EXERCISE = Without including the pictures, copy out every line below.

LISTING =
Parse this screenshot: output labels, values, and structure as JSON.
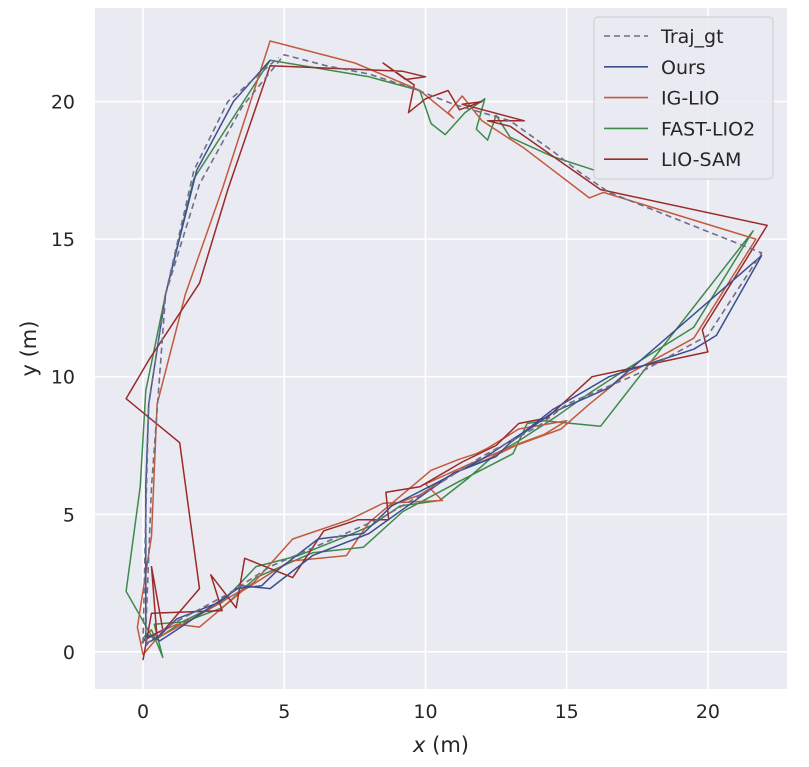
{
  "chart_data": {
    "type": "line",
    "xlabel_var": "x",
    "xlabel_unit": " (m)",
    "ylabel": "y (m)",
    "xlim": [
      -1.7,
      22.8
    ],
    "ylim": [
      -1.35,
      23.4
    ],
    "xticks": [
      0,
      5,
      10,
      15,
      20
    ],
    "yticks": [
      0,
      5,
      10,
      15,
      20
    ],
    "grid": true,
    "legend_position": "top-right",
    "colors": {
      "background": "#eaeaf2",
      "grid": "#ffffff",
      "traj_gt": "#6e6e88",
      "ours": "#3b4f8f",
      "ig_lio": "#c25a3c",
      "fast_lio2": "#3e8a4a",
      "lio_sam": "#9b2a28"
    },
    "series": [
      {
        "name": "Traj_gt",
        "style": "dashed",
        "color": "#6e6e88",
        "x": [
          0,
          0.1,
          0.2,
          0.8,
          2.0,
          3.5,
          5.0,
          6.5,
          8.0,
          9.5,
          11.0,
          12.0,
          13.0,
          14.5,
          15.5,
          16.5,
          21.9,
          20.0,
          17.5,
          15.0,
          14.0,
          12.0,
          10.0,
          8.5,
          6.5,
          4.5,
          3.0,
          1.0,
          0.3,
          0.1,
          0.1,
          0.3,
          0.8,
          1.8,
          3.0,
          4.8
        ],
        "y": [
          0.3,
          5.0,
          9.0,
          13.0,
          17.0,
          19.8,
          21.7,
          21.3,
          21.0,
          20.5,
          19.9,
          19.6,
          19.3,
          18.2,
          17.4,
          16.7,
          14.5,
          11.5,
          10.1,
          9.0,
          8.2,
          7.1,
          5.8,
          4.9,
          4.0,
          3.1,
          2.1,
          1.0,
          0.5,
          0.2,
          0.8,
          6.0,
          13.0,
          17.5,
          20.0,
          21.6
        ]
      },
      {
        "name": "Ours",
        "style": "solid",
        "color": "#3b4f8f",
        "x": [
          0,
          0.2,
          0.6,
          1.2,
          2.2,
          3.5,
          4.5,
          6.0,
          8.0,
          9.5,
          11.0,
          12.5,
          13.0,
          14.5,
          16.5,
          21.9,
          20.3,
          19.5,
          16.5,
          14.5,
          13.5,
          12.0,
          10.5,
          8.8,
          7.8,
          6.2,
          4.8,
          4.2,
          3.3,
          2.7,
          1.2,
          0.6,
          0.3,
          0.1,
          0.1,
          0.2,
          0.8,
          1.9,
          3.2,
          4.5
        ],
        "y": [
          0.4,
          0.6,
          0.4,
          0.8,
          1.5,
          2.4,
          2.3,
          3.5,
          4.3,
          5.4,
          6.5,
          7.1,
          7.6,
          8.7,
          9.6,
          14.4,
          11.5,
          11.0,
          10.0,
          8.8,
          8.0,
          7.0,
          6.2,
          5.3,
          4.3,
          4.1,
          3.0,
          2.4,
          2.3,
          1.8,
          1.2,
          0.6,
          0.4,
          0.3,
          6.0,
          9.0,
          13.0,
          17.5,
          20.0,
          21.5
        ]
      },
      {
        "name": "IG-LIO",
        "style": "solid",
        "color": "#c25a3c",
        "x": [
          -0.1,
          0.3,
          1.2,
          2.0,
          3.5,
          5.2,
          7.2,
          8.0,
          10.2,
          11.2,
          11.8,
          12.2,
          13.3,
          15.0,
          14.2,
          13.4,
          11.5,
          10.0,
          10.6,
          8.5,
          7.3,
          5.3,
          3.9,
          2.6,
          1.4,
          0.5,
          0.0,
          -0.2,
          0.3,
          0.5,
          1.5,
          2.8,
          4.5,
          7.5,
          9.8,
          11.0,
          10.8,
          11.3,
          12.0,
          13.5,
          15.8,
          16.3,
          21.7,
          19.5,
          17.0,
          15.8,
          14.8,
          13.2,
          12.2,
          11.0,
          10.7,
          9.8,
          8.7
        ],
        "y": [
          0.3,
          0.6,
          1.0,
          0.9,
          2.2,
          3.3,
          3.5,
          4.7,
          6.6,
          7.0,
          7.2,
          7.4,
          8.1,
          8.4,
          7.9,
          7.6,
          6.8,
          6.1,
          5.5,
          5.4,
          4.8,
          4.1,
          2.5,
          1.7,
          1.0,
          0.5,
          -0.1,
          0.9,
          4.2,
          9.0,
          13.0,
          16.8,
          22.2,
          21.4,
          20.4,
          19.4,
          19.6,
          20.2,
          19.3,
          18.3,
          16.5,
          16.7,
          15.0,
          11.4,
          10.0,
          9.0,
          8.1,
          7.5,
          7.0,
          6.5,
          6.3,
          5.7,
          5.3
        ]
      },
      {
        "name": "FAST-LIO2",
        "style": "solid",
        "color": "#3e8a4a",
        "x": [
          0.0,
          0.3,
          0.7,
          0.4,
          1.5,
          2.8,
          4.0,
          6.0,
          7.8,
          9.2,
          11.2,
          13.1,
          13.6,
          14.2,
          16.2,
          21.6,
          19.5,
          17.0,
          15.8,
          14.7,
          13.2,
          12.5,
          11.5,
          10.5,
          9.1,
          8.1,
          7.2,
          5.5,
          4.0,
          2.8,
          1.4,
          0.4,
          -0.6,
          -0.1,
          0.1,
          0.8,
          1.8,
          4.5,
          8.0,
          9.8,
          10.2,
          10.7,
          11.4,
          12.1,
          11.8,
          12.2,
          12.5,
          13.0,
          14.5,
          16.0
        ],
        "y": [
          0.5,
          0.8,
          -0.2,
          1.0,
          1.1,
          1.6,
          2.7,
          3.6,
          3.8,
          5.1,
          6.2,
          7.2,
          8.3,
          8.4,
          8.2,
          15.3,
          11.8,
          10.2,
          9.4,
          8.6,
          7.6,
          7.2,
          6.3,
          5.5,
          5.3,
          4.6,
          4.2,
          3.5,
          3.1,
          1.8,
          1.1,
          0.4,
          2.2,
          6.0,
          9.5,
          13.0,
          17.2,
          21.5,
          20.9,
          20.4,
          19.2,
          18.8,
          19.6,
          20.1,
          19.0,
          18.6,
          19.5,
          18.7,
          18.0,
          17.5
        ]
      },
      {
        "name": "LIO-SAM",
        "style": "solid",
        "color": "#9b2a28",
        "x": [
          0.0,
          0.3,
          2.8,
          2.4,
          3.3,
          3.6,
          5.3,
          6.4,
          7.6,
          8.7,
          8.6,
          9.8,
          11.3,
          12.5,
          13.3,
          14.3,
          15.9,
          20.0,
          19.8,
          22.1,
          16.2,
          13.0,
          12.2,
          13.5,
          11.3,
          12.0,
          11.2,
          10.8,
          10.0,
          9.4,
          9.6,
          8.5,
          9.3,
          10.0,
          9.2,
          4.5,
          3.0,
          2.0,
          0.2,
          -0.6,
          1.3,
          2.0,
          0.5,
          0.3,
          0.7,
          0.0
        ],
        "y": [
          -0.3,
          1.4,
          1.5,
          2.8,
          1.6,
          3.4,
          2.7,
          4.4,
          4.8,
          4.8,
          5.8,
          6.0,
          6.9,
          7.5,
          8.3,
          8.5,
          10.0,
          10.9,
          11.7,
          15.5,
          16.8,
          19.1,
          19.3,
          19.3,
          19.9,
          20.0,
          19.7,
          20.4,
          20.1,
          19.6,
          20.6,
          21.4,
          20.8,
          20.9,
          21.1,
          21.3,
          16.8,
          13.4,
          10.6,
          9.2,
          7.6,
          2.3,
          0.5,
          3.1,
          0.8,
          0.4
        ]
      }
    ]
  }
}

OUTPUT OF THE TASK =
Parse this screenshot: output labels, values, and structure as JSON.
{
  "chart_data": {
    "type": "line",
    "xlabel_var": "x",
    "xlabel_unit": " (m)",
    "ylabel": "y (m)",
    "xlim": [
      -1.7,
      22.8
    ],
    "ylim": [
      -1.35,
      23.4
    ],
    "xticks": [
      0,
      5,
      10,
      15,
      20
    ],
    "yticks": [
      0,
      5,
      10,
      15,
      20
    ],
    "grid": true,
    "legend_position": "top-right",
    "colors": {
      "background": "#eaeaf2",
      "grid": "#ffffff",
      "traj_gt": "#6e6e88",
      "ours": "#3b4f8f",
      "ig_lio": "#c25a3c",
      "fast_lio2": "#3e8a4a",
      "lio_sam": "#9b2a28"
    },
    "series": [
      {
        "name": "Traj_gt",
        "style": "dashed",
        "color": "#6e6e88",
        "x": [
          0,
          0.1,
          0.2,
          0.8,
          2.0,
          3.5,
          5.0,
          6.5,
          8.0,
          9.5,
          11.0,
          12.0,
          13.0,
          14.5,
          15.5,
          16.5,
          21.9,
          20.0,
          17.5,
          15.0,
          14.0,
          12.0,
          10.0,
          8.5,
          6.5,
          4.5,
          3.0,
          1.0,
          0.3,
          0.1,
          0.1,
          0.3,
          0.8,
          1.8,
          3.0,
          4.8
        ],
        "y": [
          0.3,
          5.0,
          9.0,
          13.0,
          17.0,
          19.8,
          21.7,
          21.3,
          21.0,
          20.5,
          19.9,
          19.6,
          19.3,
          18.2,
          17.4,
          16.7,
          14.5,
          11.5,
          10.1,
          9.0,
          8.2,
          7.1,
          5.8,
          4.9,
          4.0,
          3.1,
          2.1,
          1.0,
          0.5,
          0.2,
          0.8,
          6.0,
          13.0,
          17.5,
          20.0,
          21.6
        ]
      },
      {
        "name": "Ours",
        "style": "solid",
        "color": "#3b4f8f",
        "x": [
          0,
          0.2,
          0.6,
          1.2,
          2.2,
          3.5,
          4.5,
          6.0,
          8.0,
          9.5,
          11.0,
          12.5,
          13.0,
          14.5,
          16.5,
          21.9,
          20.3,
          19.5,
          16.5,
          14.5,
          13.5,
          12.0,
          10.5,
          8.8,
          7.8,
          6.2,
          4.8,
          4.2,
          3.3,
          2.7,
          1.2,
          0.6,
          0.3,
          0.1,
          0.1,
          0.2,
          0.8,
          1.9,
          3.2,
          4.5
        ],
        "y": [
          0.4,
          0.6,
          0.4,
          0.8,
          1.5,
          2.4,
          2.3,
          3.5,
          4.3,
          5.4,
          6.5,
          7.1,
          7.6,
          8.7,
          9.6,
          14.4,
          11.5,
          11.0,
          10.0,
          8.8,
          8.0,
          7.0,
          6.2,
          5.3,
          4.3,
          4.1,
          3.0,
          2.4,
          2.3,
          1.8,
          1.2,
          0.6,
          0.4,
          0.3,
          6.0,
          9.0,
          13.0,
          17.5,
          20.0,
          21.5
        ]
      },
      {
        "name": "IG-LIO",
        "style": "solid",
        "color": "#c25a3c",
        "x": [
          -0.1,
          0.3,
          1.2,
          2.0,
          3.5,
          5.2,
          7.2,
          8.0,
          10.2,
          11.2,
          11.8,
          12.2,
          13.3,
          15.0,
          14.2,
          13.4,
          11.5,
          10.0,
          10.6,
          8.5,
          7.3,
          5.3,
          3.9,
          2.6,
          1.4,
          0.5,
          0.0,
          -0.2,
          0.3,
          0.5,
          1.5,
          2.8,
          4.5,
          7.5,
          9.8,
          11.0,
          10.8,
          11.3,
          12.0,
          13.5,
          15.8,
          16.3,
          21.7,
          19.5,
          17.0,
          15.8,
          14.8,
          13.2,
          12.2,
          11.0,
          10.7,
          9.8,
          8.7
        ],
        "y": [
          0.3,
          0.6,
          1.0,
          0.9,
          2.2,
          3.3,
          3.5,
          4.7,
          6.6,
          7.0,
          7.2,
          7.4,
          8.1,
          8.4,
          7.9,
          7.6,
          6.8,
          6.1,
          5.5,
          5.4,
          4.8,
          4.1,
          2.5,
          1.7,
          1.0,
          0.5,
          -0.1,
          0.9,
          4.2,
          9.0,
          13.0,
          16.8,
          22.2,
          21.4,
          20.4,
          19.4,
          19.6,
          20.2,
          19.3,
          18.3,
          16.5,
          16.7,
          15.0,
          11.4,
          10.0,
          9.0,
          8.1,
          7.5,
          7.0,
          6.5,
          6.3,
          5.7,
          5.3
        ]
      },
      {
        "name": "FAST-LIO2",
        "style": "solid",
        "color": "#3e8a4a",
        "x": [
          0.0,
          0.3,
          0.7,
          0.4,
          1.5,
          2.8,
          4.0,
          6.0,
          7.8,
          9.2,
          11.2,
          13.1,
          13.6,
          14.2,
          16.2,
          21.6,
          19.5,
          17.0,
          15.8,
          14.7,
          13.2,
          12.5,
          11.5,
          10.5,
          9.1,
          8.1,
          7.2,
          5.5,
          4.0,
          2.8,
          1.4,
          0.4,
          -0.6,
          -0.1,
          0.1,
          0.8,
          1.8,
          4.5,
          8.0,
          9.8,
          10.2,
          10.7,
          11.4,
          12.1,
          11.8,
          12.2,
          12.5,
          13.0,
          14.5,
          16.0
        ],
        "y": [
          0.5,
          0.8,
          -0.2,
          1.0,
          1.1,
          1.6,
          2.7,
          3.6,
          3.8,
          5.1,
          6.2,
          7.2,
          8.3,
          8.4,
          8.2,
          15.3,
          11.8,
          10.2,
          9.4,
          8.6,
          7.6,
          7.2,
          6.3,
          5.5,
          5.3,
          4.6,
          4.2,
          3.5,
          3.1,
          1.8,
          1.1,
          0.4,
          2.2,
          6.0,
          9.5,
          13.0,
          17.2,
          21.5,
          20.9,
          20.4,
          19.2,
          18.8,
          19.6,
          20.1,
          19.0,
          18.6,
          19.5,
          18.7,
          18.0,
          17.5
        ]
      },
      {
        "name": "LIO-SAM",
        "style": "solid",
        "color": "#9b2a28",
        "x": [
          0.0,
          0.3,
          2.8,
          2.4,
          3.3,
          3.6,
          5.3,
          6.4,
          7.6,
          8.7,
          8.6,
          9.8,
          11.3,
          12.5,
          13.3,
          14.3,
          15.9,
          20.0,
          19.8,
          22.1,
          16.2,
          13.0,
          12.2,
          13.5,
          11.3,
          12.0,
          11.2,
          10.8,
          10.0,
          9.4,
          9.6,
          8.5,
          9.3,
          10.0,
          9.2,
          4.5,
          3.0,
          2.0,
          0.2,
          -0.6,
          1.3,
          2.0,
          0.5,
          0.3,
          0.7,
          0.0
        ],
        "y": [
          -0.3,
          1.4,
          1.5,
          2.8,
          1.6,
          3.4,
          2.7,
          4.4,
          4.8,
          4.8,
          5.8,
          6.0,
          6.9,
          7.5,
          8.3,
          8.5,
          10.0,
          10.9,
          11.7,
          15.5,
          16.8,
          19.1,
          19.3,
          19.3,
          19.9,
          20.0,
          19.7,
          20.4,
          20.1,
          19.6,
          20.6,
          21.4,
          20.8,
          20.9,
          21.1,
          21.3,
          16.8,
          13.4,
          10.6,
          9.2,
          7.6,
          2.3,
          0.5,
          3.1,
          0.8,
          0.4
        ]
      }
    ]
  }
}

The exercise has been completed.